**Dataset rows**
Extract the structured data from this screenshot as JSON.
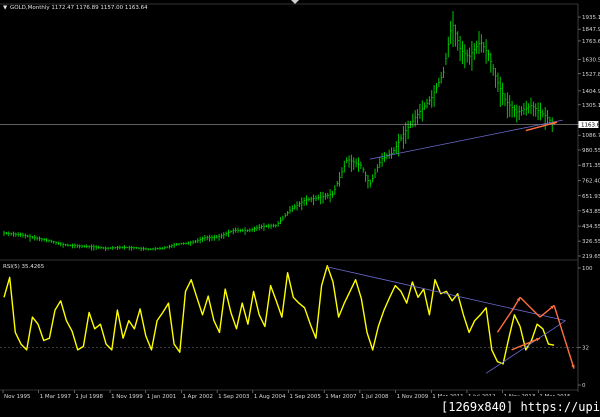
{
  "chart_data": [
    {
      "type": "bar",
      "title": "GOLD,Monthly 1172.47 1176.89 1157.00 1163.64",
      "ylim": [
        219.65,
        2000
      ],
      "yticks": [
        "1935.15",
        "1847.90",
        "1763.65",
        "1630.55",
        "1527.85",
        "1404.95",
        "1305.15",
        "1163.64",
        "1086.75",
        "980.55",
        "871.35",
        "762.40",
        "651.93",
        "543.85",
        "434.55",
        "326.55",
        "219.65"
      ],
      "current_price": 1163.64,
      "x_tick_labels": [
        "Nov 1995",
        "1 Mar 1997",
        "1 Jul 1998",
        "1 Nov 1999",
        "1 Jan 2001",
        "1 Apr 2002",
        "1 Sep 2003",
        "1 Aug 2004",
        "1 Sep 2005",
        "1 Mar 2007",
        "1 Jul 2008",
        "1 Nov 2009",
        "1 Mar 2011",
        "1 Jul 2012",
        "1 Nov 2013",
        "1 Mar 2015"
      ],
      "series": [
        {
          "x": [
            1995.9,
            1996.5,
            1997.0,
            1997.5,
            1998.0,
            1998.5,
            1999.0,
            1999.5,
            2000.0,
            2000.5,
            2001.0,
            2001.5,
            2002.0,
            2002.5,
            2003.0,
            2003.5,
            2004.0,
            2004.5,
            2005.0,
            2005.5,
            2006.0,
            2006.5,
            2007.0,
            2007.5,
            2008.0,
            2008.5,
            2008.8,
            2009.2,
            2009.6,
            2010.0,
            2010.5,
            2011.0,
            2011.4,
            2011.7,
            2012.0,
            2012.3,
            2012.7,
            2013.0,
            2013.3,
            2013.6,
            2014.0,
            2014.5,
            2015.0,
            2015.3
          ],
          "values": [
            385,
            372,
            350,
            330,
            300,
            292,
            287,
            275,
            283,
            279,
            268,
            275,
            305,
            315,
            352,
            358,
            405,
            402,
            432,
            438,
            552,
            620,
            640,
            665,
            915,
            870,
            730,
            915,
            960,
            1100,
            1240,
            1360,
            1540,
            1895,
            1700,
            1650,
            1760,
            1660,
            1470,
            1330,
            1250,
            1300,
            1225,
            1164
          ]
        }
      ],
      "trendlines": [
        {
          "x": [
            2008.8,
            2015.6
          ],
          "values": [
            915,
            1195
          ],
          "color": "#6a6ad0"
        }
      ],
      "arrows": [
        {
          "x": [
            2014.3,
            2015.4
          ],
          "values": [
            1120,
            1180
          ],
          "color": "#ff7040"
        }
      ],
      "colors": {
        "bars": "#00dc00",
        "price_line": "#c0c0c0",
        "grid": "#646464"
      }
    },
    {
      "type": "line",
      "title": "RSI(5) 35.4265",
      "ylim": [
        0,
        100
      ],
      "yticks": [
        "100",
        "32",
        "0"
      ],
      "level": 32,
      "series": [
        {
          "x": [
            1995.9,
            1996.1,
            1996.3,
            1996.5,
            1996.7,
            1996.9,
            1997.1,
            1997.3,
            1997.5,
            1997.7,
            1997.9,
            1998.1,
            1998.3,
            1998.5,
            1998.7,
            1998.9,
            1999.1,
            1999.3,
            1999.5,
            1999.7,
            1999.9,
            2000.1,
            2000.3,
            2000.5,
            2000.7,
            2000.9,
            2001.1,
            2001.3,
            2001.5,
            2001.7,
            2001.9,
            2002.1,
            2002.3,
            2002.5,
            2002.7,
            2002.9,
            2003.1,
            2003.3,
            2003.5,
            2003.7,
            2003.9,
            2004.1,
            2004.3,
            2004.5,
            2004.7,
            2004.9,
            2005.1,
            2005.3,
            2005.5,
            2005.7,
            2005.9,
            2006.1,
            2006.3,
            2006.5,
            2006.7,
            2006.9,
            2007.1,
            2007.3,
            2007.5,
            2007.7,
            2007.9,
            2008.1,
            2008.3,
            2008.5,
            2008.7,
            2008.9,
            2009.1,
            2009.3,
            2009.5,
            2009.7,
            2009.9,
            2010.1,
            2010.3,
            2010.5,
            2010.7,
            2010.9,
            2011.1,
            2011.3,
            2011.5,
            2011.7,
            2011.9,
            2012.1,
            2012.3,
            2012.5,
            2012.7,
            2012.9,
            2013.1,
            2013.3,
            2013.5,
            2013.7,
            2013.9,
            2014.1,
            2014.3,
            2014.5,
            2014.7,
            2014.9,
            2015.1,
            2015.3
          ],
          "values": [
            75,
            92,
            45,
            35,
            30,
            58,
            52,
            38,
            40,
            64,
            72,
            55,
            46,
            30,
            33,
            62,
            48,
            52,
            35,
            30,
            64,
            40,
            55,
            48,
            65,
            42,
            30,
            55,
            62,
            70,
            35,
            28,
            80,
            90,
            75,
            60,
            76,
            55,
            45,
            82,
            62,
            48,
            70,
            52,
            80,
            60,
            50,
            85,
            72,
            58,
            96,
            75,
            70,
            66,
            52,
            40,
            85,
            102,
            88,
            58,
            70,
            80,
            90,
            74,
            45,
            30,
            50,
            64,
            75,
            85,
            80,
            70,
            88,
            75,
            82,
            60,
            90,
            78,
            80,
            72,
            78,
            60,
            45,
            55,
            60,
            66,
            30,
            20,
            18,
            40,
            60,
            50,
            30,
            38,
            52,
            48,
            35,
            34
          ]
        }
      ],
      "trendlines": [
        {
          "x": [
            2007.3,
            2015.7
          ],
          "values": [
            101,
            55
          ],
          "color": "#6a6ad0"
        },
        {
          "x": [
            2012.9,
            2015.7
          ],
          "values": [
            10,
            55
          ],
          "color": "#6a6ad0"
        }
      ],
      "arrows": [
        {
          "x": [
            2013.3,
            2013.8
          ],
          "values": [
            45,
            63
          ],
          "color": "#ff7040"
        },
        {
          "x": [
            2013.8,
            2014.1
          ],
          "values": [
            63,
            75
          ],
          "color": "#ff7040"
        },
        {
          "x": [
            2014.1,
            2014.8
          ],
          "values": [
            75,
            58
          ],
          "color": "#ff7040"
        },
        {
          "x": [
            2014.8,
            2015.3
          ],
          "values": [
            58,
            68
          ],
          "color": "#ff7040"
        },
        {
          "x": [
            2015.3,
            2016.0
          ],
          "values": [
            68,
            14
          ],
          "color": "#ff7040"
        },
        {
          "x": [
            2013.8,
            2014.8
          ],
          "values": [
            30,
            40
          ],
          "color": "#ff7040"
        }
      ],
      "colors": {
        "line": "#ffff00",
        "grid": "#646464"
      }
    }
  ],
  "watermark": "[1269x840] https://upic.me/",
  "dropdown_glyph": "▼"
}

**Request**
Work out how many lines of the material above contain the word "title", then give only that figure.

**Solution to this problem**
2